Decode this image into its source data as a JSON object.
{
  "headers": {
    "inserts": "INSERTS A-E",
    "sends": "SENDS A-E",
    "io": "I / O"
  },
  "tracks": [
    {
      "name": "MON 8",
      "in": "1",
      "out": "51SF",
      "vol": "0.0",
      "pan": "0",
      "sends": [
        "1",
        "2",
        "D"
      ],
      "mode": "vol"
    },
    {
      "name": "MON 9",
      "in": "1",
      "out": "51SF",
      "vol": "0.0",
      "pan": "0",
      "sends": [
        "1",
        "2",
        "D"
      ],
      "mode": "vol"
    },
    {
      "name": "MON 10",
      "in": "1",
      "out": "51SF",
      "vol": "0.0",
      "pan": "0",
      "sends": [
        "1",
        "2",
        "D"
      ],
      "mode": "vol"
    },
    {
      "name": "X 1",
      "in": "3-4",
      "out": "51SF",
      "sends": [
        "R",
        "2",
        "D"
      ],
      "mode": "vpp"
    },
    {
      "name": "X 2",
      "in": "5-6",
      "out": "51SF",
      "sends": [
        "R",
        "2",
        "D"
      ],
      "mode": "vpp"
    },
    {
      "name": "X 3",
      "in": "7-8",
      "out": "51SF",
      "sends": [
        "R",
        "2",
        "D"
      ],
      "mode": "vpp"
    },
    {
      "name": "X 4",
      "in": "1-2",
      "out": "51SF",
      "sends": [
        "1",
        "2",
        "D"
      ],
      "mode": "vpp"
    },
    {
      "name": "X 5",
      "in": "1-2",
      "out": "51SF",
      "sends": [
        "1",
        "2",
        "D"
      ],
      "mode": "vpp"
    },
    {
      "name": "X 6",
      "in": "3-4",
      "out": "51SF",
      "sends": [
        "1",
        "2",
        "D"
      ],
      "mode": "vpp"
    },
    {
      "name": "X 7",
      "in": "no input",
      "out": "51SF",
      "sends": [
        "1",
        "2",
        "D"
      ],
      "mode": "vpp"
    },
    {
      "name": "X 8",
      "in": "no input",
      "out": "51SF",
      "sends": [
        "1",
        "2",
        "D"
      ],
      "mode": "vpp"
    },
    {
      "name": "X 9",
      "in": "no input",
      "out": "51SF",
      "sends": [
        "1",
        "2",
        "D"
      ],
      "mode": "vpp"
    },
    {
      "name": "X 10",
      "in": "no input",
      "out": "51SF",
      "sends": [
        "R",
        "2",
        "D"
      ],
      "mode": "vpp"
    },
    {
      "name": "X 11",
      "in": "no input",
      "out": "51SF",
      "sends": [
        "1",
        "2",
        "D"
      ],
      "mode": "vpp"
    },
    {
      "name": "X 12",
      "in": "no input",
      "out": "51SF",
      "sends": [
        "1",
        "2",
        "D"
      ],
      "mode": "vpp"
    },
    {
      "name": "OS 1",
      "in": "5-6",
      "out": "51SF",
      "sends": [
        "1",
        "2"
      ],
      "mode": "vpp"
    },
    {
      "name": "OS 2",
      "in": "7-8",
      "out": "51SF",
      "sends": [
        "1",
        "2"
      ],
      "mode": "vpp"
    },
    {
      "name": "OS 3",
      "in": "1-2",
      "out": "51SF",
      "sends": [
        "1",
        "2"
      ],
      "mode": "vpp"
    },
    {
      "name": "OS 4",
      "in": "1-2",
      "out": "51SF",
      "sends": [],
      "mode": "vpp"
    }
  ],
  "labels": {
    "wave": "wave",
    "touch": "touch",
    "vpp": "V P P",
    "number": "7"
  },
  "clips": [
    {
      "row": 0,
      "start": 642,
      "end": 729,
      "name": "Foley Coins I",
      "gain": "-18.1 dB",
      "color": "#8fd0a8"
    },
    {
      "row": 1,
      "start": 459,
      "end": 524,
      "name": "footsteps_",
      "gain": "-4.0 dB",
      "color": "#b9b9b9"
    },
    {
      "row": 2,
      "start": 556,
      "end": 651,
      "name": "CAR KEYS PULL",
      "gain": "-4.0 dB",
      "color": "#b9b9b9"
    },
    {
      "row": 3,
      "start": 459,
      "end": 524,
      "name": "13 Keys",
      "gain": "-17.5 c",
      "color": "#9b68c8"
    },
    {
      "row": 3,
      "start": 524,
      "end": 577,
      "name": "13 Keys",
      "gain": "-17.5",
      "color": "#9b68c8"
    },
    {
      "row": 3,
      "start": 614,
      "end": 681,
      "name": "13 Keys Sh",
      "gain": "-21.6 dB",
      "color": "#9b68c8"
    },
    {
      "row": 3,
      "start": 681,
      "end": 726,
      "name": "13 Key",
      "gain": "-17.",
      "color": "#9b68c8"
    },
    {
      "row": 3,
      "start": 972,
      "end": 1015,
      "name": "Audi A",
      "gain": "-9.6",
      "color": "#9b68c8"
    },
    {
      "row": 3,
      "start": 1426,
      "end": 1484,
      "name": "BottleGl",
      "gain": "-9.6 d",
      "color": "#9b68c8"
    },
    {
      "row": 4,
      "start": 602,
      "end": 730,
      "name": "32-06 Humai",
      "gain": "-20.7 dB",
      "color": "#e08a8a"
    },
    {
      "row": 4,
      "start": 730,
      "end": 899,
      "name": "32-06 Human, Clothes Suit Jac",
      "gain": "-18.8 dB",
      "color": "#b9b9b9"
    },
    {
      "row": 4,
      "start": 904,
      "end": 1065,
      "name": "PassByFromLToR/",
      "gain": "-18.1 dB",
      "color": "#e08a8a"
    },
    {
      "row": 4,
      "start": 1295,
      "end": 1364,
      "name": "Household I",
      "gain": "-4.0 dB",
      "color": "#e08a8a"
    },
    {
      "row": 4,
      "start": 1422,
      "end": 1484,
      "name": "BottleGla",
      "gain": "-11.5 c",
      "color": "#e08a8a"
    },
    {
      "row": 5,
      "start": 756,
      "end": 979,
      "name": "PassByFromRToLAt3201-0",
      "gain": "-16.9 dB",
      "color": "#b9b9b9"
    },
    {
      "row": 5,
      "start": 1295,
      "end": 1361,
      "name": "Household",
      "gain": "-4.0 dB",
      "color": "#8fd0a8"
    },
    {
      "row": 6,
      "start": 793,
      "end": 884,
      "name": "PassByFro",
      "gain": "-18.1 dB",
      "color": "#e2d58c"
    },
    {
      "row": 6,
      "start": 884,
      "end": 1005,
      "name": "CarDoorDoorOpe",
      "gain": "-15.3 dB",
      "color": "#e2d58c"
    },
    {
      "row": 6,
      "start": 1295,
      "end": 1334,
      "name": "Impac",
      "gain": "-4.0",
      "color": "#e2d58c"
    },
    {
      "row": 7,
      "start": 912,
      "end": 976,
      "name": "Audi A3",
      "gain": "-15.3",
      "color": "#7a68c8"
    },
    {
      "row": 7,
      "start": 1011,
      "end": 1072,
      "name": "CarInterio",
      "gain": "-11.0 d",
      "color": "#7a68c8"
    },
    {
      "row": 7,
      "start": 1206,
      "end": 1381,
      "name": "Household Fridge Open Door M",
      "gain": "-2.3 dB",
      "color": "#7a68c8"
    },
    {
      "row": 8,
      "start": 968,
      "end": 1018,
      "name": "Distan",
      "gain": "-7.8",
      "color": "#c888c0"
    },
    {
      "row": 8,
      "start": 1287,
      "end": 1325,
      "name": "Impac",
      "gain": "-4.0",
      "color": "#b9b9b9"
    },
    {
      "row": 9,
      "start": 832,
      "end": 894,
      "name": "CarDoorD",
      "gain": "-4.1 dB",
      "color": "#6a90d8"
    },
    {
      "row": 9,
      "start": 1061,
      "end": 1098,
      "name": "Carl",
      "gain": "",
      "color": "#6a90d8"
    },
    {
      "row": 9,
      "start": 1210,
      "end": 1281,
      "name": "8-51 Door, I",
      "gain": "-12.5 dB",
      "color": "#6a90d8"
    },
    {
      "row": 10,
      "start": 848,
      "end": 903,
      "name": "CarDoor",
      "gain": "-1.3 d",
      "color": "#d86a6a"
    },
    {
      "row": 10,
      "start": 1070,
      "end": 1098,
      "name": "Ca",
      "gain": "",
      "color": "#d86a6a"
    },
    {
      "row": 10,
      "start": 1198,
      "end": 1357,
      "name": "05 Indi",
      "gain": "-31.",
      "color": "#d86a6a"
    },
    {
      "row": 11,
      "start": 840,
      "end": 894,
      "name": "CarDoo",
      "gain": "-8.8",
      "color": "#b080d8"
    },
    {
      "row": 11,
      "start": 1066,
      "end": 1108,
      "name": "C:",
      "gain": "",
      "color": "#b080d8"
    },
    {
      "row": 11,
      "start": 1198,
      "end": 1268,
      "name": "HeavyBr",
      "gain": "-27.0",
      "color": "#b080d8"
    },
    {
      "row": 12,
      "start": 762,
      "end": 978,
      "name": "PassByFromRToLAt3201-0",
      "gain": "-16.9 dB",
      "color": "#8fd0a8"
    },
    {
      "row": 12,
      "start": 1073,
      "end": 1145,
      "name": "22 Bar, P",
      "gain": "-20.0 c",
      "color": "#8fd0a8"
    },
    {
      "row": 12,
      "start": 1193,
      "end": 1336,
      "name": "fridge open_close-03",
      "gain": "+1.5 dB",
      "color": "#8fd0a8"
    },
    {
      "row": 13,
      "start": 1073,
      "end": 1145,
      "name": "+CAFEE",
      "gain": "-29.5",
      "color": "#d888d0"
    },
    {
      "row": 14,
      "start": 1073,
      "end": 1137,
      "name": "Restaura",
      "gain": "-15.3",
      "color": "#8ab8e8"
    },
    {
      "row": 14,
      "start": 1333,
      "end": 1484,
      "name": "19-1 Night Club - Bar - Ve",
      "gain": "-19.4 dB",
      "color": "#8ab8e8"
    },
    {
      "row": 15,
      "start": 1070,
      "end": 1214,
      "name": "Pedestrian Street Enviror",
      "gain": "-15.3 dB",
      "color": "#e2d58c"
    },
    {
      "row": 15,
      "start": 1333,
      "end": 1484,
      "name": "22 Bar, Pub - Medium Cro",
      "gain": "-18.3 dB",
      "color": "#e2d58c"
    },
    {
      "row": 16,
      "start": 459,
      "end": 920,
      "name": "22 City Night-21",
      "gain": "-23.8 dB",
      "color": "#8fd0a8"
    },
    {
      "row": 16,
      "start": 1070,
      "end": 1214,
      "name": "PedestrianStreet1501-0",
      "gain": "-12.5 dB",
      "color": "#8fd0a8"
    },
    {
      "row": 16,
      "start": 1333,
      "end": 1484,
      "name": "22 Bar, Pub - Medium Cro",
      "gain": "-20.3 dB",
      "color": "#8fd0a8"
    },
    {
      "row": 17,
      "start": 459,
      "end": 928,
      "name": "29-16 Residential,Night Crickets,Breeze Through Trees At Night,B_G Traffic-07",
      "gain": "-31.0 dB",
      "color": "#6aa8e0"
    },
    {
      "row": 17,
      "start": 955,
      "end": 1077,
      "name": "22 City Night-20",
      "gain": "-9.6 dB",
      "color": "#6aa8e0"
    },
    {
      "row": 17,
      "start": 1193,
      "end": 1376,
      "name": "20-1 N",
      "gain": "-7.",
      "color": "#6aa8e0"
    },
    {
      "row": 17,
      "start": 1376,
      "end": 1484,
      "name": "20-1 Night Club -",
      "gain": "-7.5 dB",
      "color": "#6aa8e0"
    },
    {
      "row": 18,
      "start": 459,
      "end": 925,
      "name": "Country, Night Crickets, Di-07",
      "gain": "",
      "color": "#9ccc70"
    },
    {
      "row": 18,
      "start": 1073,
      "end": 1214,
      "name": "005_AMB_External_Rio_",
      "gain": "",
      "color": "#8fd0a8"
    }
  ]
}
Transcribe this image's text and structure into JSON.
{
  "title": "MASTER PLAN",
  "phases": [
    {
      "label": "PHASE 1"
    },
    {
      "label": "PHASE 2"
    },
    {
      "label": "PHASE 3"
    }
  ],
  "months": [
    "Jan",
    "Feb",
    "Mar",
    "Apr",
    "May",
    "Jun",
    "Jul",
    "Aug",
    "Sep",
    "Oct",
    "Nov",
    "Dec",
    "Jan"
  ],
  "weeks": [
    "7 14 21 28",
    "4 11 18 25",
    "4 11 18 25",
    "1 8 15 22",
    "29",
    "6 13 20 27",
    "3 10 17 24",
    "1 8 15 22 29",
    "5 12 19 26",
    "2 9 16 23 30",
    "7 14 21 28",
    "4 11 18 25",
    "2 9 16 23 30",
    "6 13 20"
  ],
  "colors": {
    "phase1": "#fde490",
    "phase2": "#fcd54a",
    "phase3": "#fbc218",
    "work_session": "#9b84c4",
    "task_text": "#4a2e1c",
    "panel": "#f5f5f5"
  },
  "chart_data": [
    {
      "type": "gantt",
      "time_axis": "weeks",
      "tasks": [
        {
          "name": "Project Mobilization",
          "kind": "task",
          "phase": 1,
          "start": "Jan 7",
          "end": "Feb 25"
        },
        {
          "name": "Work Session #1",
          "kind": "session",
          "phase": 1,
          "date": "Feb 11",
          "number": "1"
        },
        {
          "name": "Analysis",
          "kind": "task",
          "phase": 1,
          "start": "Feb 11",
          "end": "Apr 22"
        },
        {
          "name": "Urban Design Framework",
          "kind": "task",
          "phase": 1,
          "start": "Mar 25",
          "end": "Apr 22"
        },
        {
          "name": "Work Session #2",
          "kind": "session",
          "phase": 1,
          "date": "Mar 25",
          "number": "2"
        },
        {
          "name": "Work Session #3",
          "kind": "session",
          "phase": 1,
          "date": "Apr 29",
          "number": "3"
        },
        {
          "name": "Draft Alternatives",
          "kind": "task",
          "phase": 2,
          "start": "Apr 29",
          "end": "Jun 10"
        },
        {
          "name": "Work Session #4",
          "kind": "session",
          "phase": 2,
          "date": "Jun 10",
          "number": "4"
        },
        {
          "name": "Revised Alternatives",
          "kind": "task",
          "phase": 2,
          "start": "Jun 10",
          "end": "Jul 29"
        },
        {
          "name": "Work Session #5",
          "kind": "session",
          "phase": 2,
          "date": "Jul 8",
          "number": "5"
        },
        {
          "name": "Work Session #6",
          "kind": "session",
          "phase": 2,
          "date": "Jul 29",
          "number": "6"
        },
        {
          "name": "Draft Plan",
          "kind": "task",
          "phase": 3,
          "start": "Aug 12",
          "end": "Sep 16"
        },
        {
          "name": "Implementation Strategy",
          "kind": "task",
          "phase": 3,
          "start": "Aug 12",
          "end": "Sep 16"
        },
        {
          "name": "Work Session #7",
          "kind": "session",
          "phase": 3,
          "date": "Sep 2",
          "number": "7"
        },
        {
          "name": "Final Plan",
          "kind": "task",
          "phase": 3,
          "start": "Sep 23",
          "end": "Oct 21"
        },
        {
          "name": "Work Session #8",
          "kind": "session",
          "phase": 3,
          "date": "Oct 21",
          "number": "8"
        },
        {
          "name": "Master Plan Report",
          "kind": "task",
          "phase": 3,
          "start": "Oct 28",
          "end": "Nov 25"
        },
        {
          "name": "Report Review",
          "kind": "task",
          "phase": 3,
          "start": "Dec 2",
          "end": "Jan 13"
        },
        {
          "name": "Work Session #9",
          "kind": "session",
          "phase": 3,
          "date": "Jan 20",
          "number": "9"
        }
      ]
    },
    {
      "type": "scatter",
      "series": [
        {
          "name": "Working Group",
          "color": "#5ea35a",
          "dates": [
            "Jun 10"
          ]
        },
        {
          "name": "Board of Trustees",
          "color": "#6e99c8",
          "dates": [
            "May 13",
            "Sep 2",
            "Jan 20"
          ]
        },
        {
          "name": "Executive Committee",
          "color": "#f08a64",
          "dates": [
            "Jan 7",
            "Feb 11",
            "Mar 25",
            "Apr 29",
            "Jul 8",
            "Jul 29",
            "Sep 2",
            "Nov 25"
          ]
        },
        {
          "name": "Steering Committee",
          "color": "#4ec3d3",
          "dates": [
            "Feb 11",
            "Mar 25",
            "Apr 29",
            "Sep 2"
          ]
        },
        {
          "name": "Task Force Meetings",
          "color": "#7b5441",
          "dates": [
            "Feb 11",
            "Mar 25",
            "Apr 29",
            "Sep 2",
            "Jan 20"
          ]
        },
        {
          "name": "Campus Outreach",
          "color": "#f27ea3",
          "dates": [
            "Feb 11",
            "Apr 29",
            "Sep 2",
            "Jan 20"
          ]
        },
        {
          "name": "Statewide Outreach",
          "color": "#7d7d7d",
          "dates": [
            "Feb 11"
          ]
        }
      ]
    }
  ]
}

..............................

## Task
Locate the lines above that hold the word "Outreach". Show every one of them.

## Task solution
          "name": "Campus Outreach",
          "name": "Statewide Outreach",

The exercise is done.